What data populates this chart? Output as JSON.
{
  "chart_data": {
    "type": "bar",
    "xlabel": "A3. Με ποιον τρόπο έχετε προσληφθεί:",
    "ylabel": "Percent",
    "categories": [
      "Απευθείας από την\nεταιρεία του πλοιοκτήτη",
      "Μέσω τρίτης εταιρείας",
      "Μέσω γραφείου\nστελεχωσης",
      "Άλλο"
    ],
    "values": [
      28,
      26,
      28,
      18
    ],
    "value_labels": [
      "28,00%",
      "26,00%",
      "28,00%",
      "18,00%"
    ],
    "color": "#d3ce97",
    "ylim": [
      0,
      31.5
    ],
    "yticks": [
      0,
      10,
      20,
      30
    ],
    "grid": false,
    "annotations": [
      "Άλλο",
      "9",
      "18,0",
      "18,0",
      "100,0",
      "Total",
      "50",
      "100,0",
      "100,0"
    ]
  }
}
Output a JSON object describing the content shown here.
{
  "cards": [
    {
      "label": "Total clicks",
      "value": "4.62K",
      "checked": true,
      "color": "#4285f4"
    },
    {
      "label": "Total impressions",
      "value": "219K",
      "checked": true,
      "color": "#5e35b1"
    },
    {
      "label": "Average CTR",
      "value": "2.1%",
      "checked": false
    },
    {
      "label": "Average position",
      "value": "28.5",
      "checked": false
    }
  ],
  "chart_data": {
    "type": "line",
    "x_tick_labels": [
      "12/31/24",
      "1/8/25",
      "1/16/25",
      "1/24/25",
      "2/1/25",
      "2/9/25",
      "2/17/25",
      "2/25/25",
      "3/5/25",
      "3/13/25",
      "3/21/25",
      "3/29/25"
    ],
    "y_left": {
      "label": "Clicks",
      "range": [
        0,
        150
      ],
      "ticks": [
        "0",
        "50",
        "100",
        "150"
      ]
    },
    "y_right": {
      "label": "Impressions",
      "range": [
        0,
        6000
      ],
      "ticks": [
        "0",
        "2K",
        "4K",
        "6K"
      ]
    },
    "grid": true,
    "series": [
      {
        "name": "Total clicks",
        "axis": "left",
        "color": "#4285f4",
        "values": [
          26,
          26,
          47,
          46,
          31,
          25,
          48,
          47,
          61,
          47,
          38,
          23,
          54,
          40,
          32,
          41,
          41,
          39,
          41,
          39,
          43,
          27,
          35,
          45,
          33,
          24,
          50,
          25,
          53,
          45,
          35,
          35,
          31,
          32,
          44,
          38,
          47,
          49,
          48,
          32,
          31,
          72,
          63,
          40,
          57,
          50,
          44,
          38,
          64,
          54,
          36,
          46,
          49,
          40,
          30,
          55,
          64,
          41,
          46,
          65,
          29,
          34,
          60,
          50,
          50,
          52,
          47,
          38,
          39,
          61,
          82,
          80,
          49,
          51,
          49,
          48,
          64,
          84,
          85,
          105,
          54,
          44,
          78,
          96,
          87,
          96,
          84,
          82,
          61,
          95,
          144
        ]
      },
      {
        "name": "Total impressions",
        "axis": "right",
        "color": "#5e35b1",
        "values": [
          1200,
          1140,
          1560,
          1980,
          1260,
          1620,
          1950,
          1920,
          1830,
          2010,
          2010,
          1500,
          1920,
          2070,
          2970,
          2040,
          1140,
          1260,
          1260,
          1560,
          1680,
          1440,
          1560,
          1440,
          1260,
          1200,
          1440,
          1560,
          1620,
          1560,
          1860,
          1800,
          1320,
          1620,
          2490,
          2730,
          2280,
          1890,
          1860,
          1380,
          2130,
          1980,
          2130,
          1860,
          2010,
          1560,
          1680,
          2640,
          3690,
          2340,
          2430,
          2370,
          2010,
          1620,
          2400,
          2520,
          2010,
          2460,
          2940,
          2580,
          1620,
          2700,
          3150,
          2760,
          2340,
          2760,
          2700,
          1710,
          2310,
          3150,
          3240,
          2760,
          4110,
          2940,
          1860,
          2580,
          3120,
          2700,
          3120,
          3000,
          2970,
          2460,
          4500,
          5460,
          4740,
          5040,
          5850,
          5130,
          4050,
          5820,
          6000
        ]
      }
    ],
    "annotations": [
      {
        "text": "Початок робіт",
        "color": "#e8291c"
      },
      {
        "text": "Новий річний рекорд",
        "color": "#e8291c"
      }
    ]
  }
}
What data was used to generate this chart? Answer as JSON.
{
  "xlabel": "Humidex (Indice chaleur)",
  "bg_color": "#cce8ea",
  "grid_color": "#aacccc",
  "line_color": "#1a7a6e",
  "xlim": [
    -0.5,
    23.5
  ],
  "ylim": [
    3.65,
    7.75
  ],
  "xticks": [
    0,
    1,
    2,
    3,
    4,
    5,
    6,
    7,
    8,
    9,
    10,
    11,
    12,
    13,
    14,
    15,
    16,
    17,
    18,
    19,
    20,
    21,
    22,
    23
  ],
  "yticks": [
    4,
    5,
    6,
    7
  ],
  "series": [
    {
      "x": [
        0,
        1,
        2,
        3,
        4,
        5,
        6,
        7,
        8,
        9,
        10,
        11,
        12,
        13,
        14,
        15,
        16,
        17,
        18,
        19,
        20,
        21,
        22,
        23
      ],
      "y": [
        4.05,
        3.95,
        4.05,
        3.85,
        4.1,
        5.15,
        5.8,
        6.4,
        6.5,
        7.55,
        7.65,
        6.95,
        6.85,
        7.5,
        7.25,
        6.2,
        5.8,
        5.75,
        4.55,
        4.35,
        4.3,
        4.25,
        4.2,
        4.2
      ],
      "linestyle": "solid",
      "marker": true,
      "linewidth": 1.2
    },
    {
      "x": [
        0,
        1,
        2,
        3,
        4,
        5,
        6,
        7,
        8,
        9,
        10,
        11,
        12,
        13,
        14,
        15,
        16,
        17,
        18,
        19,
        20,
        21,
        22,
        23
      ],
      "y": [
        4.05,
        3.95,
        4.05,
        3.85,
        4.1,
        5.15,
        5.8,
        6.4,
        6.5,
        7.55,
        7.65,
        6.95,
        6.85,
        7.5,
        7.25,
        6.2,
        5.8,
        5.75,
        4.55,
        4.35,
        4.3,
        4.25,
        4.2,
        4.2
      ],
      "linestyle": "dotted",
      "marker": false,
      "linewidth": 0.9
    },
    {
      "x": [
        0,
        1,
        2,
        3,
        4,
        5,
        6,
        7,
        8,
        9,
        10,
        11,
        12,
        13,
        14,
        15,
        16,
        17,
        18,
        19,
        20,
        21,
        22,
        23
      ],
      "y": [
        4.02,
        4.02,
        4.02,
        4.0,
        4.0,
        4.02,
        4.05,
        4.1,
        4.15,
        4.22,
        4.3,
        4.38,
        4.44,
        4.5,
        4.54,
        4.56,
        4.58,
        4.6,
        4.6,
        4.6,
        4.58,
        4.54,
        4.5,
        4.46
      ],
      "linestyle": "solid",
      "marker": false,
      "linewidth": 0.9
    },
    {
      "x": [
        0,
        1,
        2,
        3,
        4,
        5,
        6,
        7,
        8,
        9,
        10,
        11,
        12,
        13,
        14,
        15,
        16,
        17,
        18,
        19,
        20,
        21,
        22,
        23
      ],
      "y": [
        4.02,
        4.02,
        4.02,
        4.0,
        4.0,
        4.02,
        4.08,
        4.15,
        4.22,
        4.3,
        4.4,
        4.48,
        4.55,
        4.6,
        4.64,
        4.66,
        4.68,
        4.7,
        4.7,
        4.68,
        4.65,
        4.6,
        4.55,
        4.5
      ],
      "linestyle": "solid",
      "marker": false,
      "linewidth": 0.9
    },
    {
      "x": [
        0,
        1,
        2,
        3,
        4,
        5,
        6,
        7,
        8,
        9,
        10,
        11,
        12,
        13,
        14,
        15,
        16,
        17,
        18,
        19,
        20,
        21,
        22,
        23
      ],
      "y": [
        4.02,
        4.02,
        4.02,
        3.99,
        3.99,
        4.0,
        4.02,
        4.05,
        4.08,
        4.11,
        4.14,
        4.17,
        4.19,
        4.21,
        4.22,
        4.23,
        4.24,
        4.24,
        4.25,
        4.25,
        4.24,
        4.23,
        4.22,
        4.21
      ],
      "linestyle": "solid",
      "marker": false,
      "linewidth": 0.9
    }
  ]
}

Given request -> Which lines contain the word "Μέσω"? Return each of them.

Task output ->
      "Μέσω τρίτης εταιρείας",
      "Μέσω γραφείου\nστελεχωσης",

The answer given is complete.